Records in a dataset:
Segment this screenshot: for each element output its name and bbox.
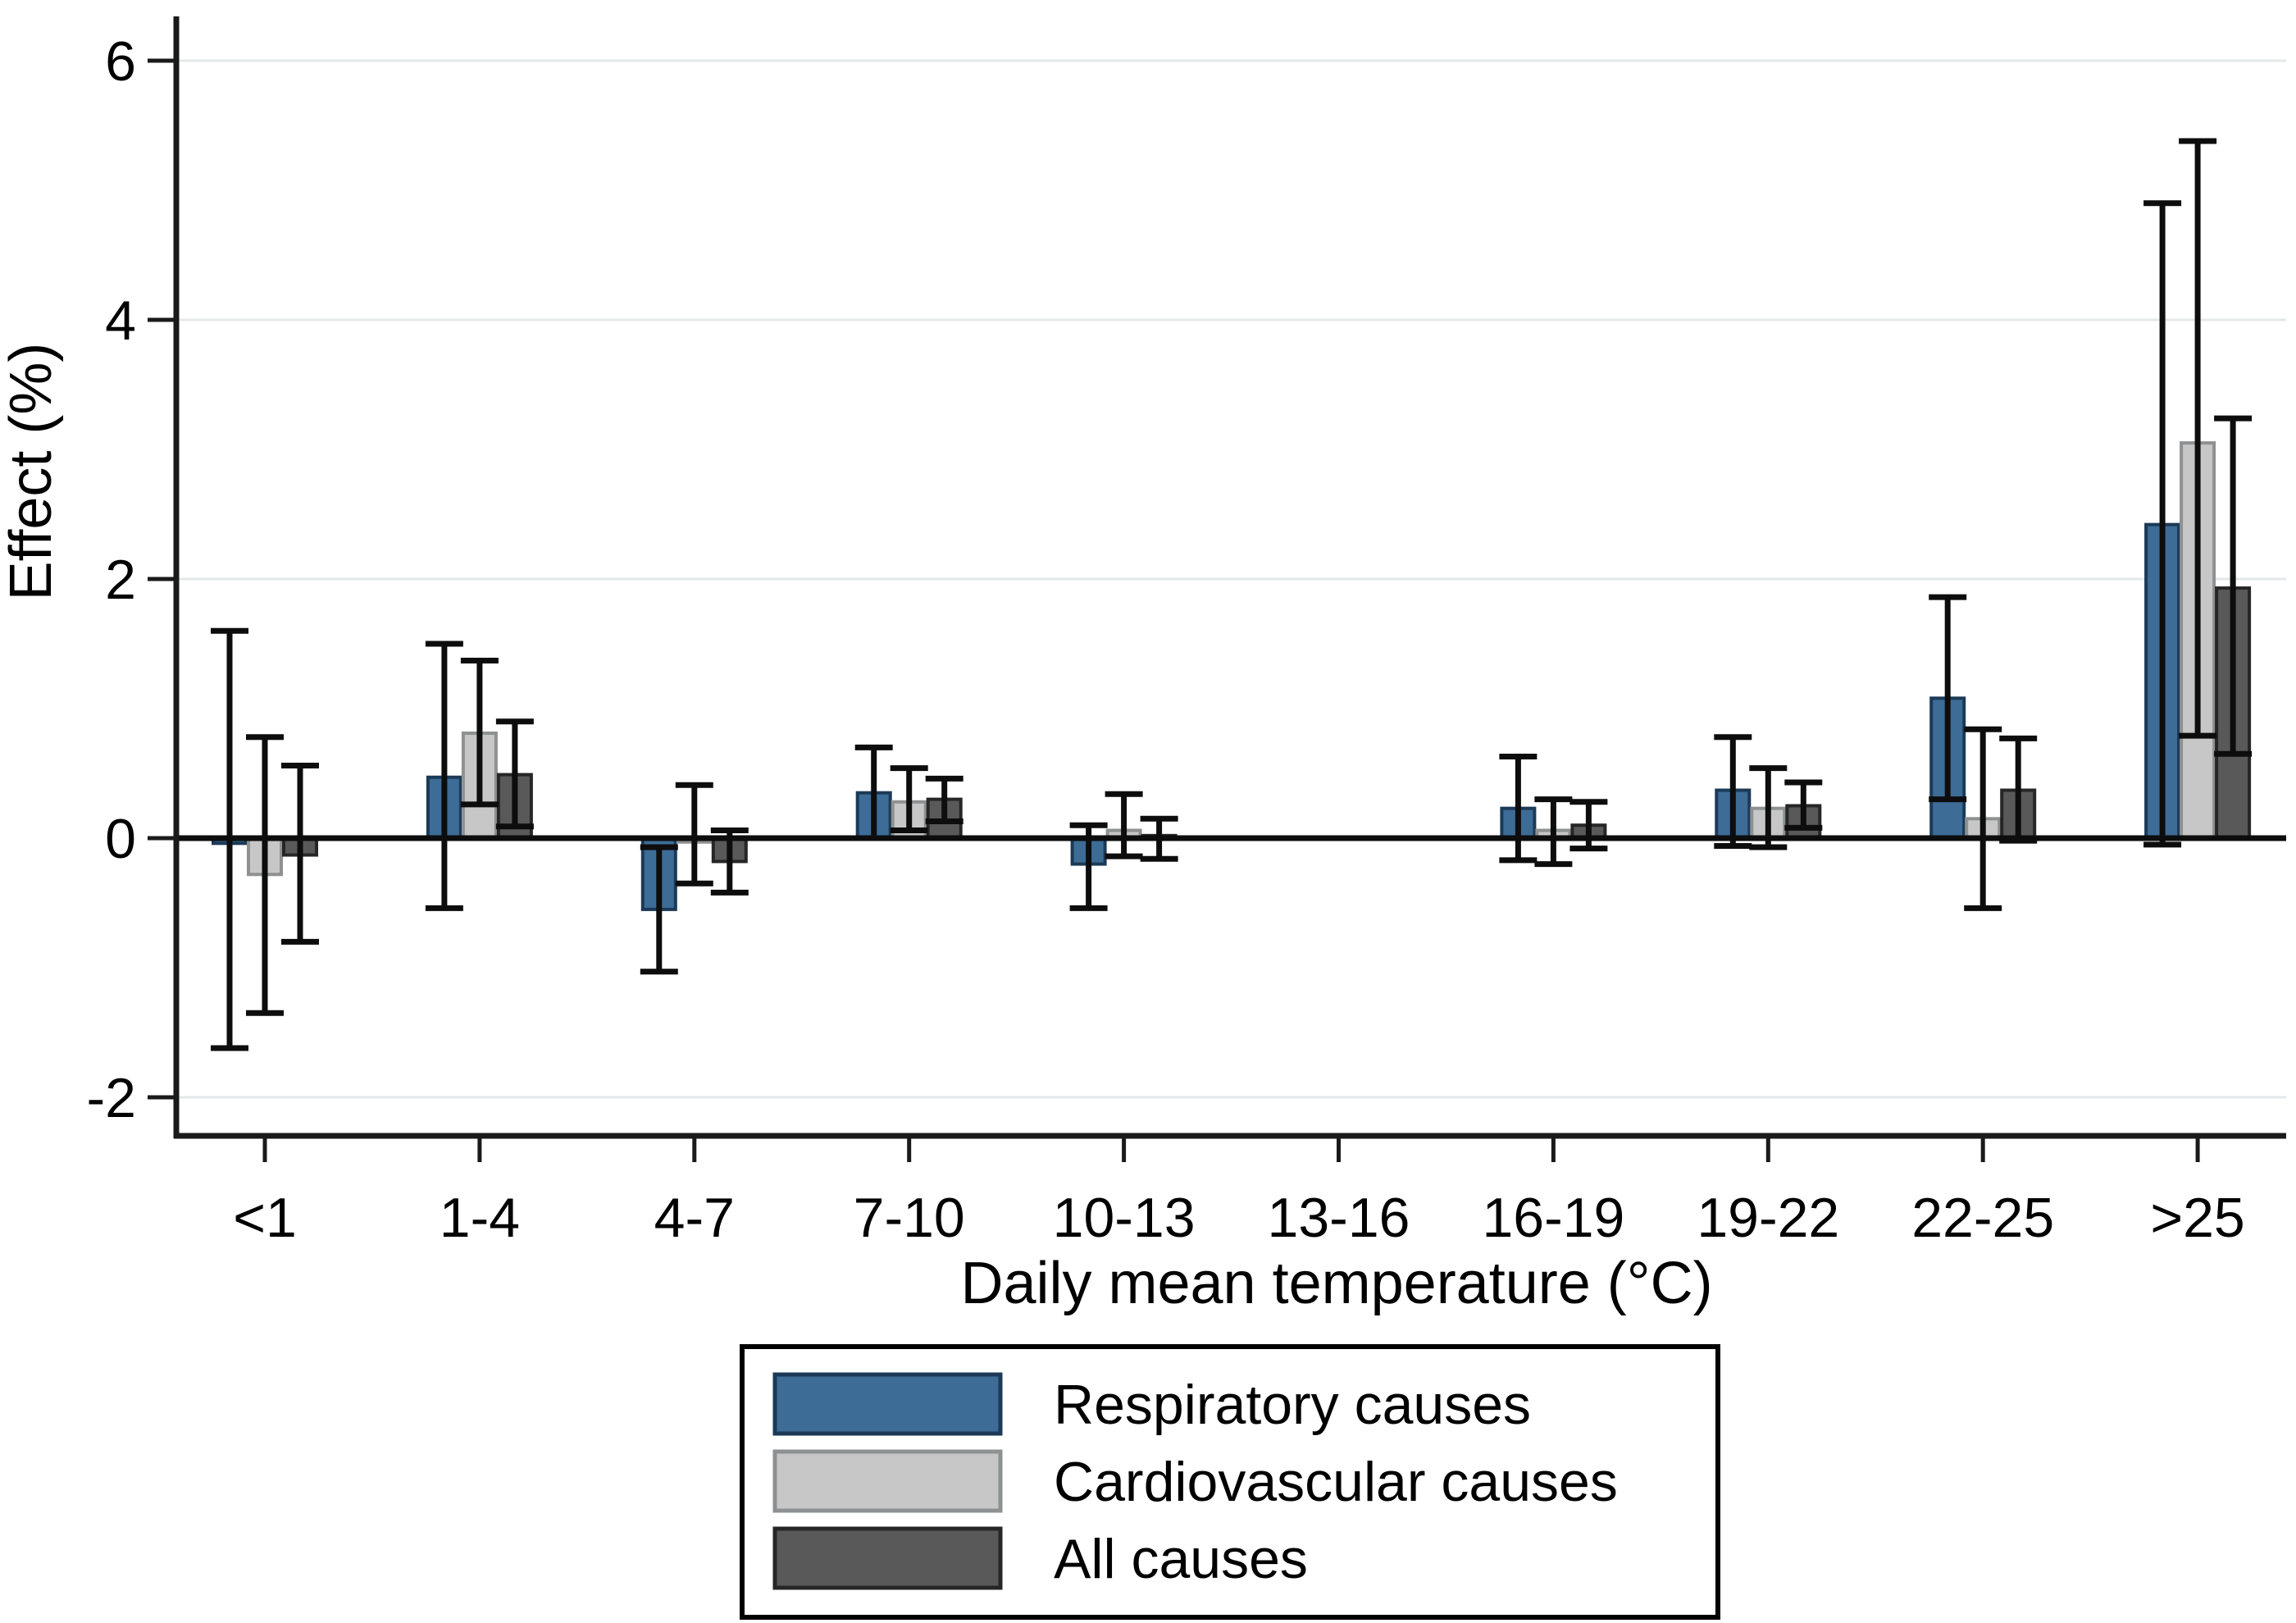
x-axis-title: Daily mean temperature (°C) bbox=[960, 1251, 1712, 1316]
x-tick-label-<1: <1 bbox=[233, 1187, 297, 1249]
y-tick-label-4: 4 bbox=[105, 289, 136, 352]
x-tick-label-7-10: 7-10 bbox=[854, 1187, 965, 1249]
gridlines-layer bbox=[176, 59, 2286, 1099]
x-tick-label-1-4: 1-4 bbox=[440, 1187, 520, 1249]
y-axis-title: Effect (%) bbox=[0, 343, 64, 601]
x-axis-ticks: <1 1-4 4-7 7-10 10-13 13-16 16-19 19-22 22-25 >25 bbox=[233, 1137, 2245, 1249]
x-tick-label->25: >25 bbox=[2150, 1187, 2244, 1249]
y-tick-label-2: 2 bbox=[105, 549, 136, 611]
y-tick-label-0: 0 bbox=[105, 808, 136, 870]
error-bars-layer bbox=[211, 138, 2253, 1051]
legend: Respiratory causes Cardiovascular causes A… bbox=[740, 1344, 1720, 1620]
x-tick-label-13-16: 13-16 bbox=[1268, 1187, 1410, 1249]
x-tick-label-22-25: 22-25 bbox=[1911, 1187, 2054, 1249]
y-tick-label-6: 6 bbox=[105, 30, 136, 93]
y-tick-label--2: -2 bbox=[87, 1067, 136, 1129]
legend-label-cardiovascular-causes: Cardiovascular causes bbox=[1054, 1451, 1618, 1513]
axes-layer: 6 4 2 0 -2 <1 1-4 4-7 7-10 10-13 13-16 16-19 19-22 2… bbox=[87, 16, 2286, 1249]
x-tick-label-16-19: 16-19 bbox=[1482, 1187, 1624, 1249]
legend-swatch-respiratory-causes bbox=[772, 1372, 1003, 1436]
y-axis-ticks: 6 4 2 0 -2 bbox=[87, 30, 175, 1129]
legend-label-respiratory-causes: Respiratory causes bbox=[1054, 1374, 1531, 1436]
x-tick-label-10-13: 10-13 bbox=[1053, 1187, 1196, 1249]
legend-swatch-all-causes bbox=[772, 1526, 1003, 1590]
legend-swatch-cardiovascular-causes bbox=[772, 1449, 1003, 1513]
legend-label-all-causes: All causes bbox=[1054, 1528, 1308, 1590]
x-tick-label-19-22: 19-22 bbox=[1697, 1187, 1839, 1249]
x-tick-label-4-7: 4-7 bbox=[654, 1187, 735, 1249]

▸ **What is expected**
Repeat, character for character, the lines running from the one that contains "x-axis-title: Daily mean" through the one that contains "x-tick-label-7-10: 7-10 bbox=[854, 1187, 965, 1249]", including both of those lines.

▸ **The output**
x-axis-title: Daily mean temperature (°C) bbox=[960, 1251, 1712, 1316]
x-tick-label-<1: <1 bbox=[233, 1187, 297, 1249]
y-tick-label-4: 4 bbox=[105, 289, 136, 352]
x-tick-label-7-10: 7-10 bbox=[854, 1187, 965, 1249]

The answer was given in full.